▸ **WHAT THE EXERCISE ASKS**
Copy out, word for word, the items below from the first line through the line that contains "table-row: 11 Ukraine", including both of those lines.

▸ **EXTRACTED DATA**

· · · ·

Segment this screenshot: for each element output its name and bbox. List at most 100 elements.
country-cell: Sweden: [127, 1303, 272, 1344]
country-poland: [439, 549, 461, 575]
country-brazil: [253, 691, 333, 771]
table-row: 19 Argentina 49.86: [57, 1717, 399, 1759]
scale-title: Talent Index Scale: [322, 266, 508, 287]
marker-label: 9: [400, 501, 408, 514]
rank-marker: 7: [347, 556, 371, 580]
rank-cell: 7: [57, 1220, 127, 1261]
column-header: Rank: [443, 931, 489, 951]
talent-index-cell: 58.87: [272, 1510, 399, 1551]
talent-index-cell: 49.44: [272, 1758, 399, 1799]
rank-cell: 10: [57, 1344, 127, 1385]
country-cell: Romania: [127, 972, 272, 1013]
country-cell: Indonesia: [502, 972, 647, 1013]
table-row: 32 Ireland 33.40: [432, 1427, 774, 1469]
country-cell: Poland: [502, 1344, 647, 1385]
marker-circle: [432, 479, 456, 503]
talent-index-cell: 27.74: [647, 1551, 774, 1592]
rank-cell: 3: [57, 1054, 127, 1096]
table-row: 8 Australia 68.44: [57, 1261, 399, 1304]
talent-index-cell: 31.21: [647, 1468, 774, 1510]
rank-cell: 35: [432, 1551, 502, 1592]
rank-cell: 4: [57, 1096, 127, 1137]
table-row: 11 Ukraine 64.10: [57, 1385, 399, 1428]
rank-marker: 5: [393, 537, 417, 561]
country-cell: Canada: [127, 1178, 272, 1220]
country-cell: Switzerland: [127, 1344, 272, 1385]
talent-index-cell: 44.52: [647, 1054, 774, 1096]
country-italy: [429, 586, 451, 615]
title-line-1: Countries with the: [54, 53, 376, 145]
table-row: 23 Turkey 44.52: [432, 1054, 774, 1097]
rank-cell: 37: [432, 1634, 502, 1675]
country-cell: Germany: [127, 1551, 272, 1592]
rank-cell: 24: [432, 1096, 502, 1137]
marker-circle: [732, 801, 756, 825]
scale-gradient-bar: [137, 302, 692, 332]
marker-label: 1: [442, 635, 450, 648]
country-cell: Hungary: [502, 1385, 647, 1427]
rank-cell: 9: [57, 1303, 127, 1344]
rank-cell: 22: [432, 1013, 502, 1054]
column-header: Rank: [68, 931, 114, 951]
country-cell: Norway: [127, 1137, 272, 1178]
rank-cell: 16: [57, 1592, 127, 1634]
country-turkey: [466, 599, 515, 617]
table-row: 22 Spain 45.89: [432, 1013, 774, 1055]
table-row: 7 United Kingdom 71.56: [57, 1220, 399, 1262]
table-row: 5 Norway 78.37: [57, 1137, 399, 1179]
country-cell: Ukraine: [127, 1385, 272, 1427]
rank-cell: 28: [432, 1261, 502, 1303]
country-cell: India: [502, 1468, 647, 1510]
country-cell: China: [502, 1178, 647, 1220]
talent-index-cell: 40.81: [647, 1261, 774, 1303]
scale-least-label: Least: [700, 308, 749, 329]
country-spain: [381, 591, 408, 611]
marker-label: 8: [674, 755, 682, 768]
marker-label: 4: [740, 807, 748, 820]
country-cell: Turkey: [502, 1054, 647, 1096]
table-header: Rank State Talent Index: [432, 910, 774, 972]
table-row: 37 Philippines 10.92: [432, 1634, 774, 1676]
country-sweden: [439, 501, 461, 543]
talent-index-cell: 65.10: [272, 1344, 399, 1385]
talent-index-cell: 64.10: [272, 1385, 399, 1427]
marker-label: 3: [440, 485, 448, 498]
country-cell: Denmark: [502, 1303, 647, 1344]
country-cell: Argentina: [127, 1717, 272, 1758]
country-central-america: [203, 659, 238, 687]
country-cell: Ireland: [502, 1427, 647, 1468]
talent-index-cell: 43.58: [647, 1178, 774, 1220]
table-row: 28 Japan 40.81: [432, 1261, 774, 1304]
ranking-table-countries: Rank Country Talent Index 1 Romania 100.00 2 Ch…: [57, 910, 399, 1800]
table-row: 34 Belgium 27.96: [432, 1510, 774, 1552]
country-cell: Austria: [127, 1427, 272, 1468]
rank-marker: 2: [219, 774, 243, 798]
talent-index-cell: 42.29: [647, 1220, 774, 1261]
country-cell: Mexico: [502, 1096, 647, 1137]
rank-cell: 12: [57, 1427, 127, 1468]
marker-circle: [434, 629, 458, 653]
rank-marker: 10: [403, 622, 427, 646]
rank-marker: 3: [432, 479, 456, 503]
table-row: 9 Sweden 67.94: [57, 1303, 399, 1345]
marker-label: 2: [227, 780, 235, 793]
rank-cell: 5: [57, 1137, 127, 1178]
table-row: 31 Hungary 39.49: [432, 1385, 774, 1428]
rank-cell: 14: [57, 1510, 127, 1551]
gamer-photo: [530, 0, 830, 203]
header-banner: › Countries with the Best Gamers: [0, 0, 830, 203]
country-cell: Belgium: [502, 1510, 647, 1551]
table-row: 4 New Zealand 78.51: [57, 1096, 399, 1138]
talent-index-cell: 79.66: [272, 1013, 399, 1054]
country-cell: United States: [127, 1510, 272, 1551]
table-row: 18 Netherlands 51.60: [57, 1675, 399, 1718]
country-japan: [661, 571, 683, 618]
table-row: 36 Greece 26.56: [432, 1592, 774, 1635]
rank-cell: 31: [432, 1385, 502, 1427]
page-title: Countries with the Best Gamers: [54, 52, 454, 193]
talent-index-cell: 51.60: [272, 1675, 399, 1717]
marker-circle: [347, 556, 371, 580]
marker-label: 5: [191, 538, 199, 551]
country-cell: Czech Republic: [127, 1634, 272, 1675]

· · · ·

▸ **ANSWER TO THE PROBLEM**
Segment this screenshot: for each element output its name and bbox. List at most 100 elements.
country-cell: Sweden: [127, 1303, 272, 1344]
country-poland: [439, 549, 461, 575]
country-brazil: [253, 691, 333, 771]
table-row: 19 Argentina 49.86: [57, 1717, 399, 1759]
scale-title: Talent Index Scale: [322, 266, 508, 287]
marker-label: 9: [400, 501, 408, 514]
rank-marker: 7: [347, 556, 371, 580]
rank-cell: 7: [57, 1220, 127, 1261]
column-header: Rank: [443, 931, 489, 951]
talent-index-cell: 58.87: [272, 1510, 399, 1551]
talent-index-cell: 49.44: [272, 1758, 399, 1799]
rank-cell: 10: [57, 1344, 127, 1385]
country-cell: Romania: [127, 972, 272, 1013]
country-cell: Indonesia: [502, 972, 647, 1013]
table-row: 32 Ireland 33.40: [432, 1427, 774, 1469]
country-cell: Poland: [502, 1344, 647, 1385]
marker-circle: [432, 479, 456, 503]
talent-index-cell: 27.74: [647, 1551, 774, 1592]
rank-cell: 3: [57, 1054, 127, 1096]
table-row: 8 Australia 68.44: [57, 1261, 399, 1304]
talent-index-cell: 31.21: [647, 1468, 774, 1510]
rank-cell: 35: [432, 1551, 502, 1592]
rank-cell: 4: [57, 1096, 127, 1137]
table-row: 11 Ukraine 64.10: [57, 1385, 399, 1428]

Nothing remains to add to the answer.